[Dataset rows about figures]
____________________

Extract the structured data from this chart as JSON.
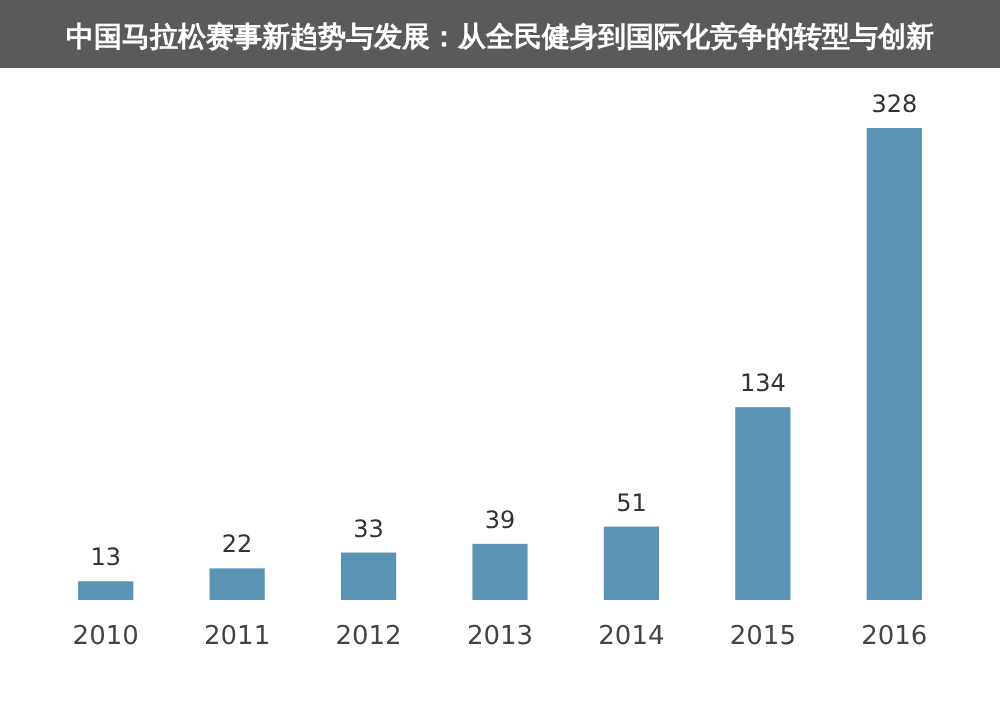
{
  "chart_data": {
    "type": "bar",
    "title": "中国马拉松赛事新趋势与发展：从全民健身到国际化竞争的转型与创新",
    "categories": [
      "2010",
      "2011",
      "2012",
      "2013",
      "2014",
      "2015",
      "2016"
    ],
    "values": [
      13,
      22,
      33,
      39,
      51,
      134,
      328
    ],
    "color": "#5b93b5",
    "data_labels": true
  }
}
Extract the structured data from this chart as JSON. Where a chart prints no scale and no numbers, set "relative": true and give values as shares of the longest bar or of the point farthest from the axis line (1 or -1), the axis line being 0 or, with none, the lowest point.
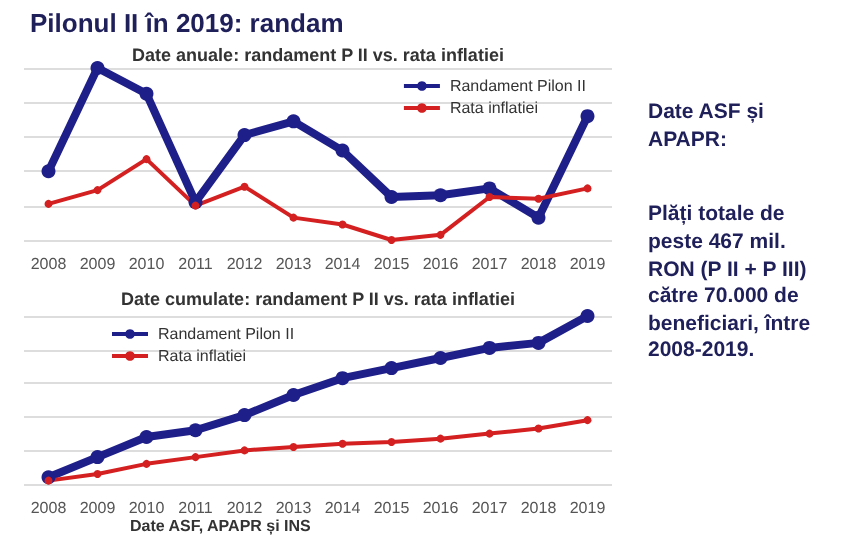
{
  "chart_data": [
    {
      "type": "line",
      "title": "Pilonul II în 2019: randam",
      "subtitle": "Date anuale: randament P II vs. rata inflatiei",
      "relative": true,
      "categories": [
        "2008",
        "2009",
        "2010",
        "2011",
        "2012",
        "2013",
        "2014",
        "2015",
        "2016",
        "2017",
        "2018",
        "2019"
      ],
      "series": [
        {
          "name": "Randament Pilon II",
          "color": "#1f1f8a",
          "values": [
            0.4,
            1.0,
            0.85,
            0.22,
            0.61,
            0.69,
            0.52,
            0.25,
            0.26,
            0.3,
            0.13,
            0.72
          ]
        },
        {
          "name": "Rata inflatiei",
          "color": "#d42020",
          "values": [
            0.21,
            0.29,
            0.47,
            0.2,
            0.31,
            0.13,
            0.09,
            0,
            0.03,
            0.25,
            0.24,
            0.3
          ]
        }
      ],
      "legend": "top right",
      "grid": "y",
      "marker": "circle",
      "line_style": "solid"
    },
    {
      "type": "line",
      "subtitle": "Date cumulate: randament P II vs. rata inflatiei",
      "relative": true,
      "categories": [
        "2008",
        "2009",
        "2010",
        "2011",
        "2012",
        "2013",
        "2014",
        "2015",
        "2016",
        "2017",
        "2018",
        "2019"
      ],
      "series": [
        {
          "name": "Randament Pilon II",
          "color": "#1f1f8a",
          "values": [
            0.04,
            0.16,
            0.28,
            0.32,
            0.41,
            0.53,
            0.63,
            0.69,
            0.75,
            0.81,
            0.84,
            1
          ]
        },
        {
          "name": "Rata inflatiei",
          "color": "#d42020",
          "values": [
            0.02,
            0.06,
            0.12,
            0.16,
            0.2,
            0.22,
            0.24,
            0.25,
            0.27,
            0.3,
            0.33,
            0.38
          ]
        }
      ],
      "legend": "top left",
      "grid": "y",
      "marker": "circle",
      "line_style": "solid",
      "annotations": [
        "Date ASF, APAPR și INS"
      ]
    },
    {
      "type": "other",
      "annotations": [
        "Date ASF și APAPR:",
        "Plăți totale de peste 467 mil. RON (P II + P III) către 70.000 de beneficiari, între 2008-2019."
      ]
    }
  ]
}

____________________

- Problem statement:
Repeat the records above exactly, leaving out any pictures they contain.

- Finished task:
Extract the structured data from this chart as JSON.
{
  "chart_data": {
    "type": "bar",
    "title": "中国马拉松赛事新趋势与发展：从全民健身到国际化竞争的转型与创新",
    "categories": [
      "2010",
      "2011",
      "2012",
      "2013",
      "2014",
      "2015",
      "2016"
    ],
    "values": [
      13,
      22,
      33,
      39,
      51,
      134,
      328
    ],
    "color": "#5b93b5",
    "data_labels": true
  }
}
Extract the structured data from this chart as JSON. Where a chart prints no scale and no numbers, set "relative": true and give values as shares of the longest bar or of the point farthest from the axis line (1 or -1), the axis line being 0 or, with none, the lowest point.
{
  "chart_data": [
    {
      "type": "line",
      "title": "Pilonul II în 2019: randam",
      "subtitle": "Date anuale: randament P II vs. rata inflatiei",
      "relative": true,
      "categories": [
        "2008",
        "2009",
        "2010",
        "2011",
        "2012",
        "2013",
        "2014",
        "2015",
        "2016",
        "2017",
        "2018",
        "2019"
      ],
      "series": [
        {
          "name": "Randament Pilon II",
          "color": "#1f1f8a",
          "values": [
            0.4,
            1.0,
            0.85,
            0.22,
            0.61,
            0.69,
            0.52,
            0.25,
            0.26,
            0.3,
            0.13,
            0.72
          ]
        },
        {
          "name": "Rata inflatiei",
          "color": "#d42020",
          "values": [
            0.21,
            0.29,
            0.47,
            0.2,
            0.31,
            0.13,
            0.09,
            0,
            0.03,
            0.25,
            0.24,
            0.3
          ]
        }
      ],
      "legend": "top right",
      "grid": "y",
      "marker": "circle",
      "line_style": "solid"
    },
    {
      "type": "line",
      "subtitle": "Date cumulate: randament P II vs. rata inflatiei",
      "relative": true,
      "categories": [
        "2008",
        "2009",
        "2010",
        "2011",
        "2012",
        "2013",
        "2014",
        "2015",
        "2016",
        "2017",
        "2018",
        "2019"
      ],
      "series": [
        {
          "name": "Randament Pilon II",
          "color": "#1f1f8a",
          "values": [
            0.04,
            0.16,
            0.28,
            0.32,
            0.41,
            0.53,
            0.63,
            0.69,
            0.75,
            0.81,
            0.84,
            1
          ]
        },
        {
          "name": "Rata inflatiei",
          "color": "#d42020",
          "values": [
            0.02,
            0.06,
            0.12,
            0.16,
            0.2,
            0.22,
            0.24,
            0.25,
            0.27,
            0.3,
            0.33,
            0.38
          ]
        }
      ],
      "legend": "top left",
      "grid": "y",
      "marker": "circle",
      "line_style": "solid",
      "annotations": [
        "Date ASF, APAPR și INS"
      ]
    },
    {
      "type": "other",
      "annotations": [
        "Date ASF și APAPR:",
        "Plăți totale de peste 467 mil. RON (P II + P III) către 70.000 de beneficiari, între 2008-2019."
      ]
    }
  ]
}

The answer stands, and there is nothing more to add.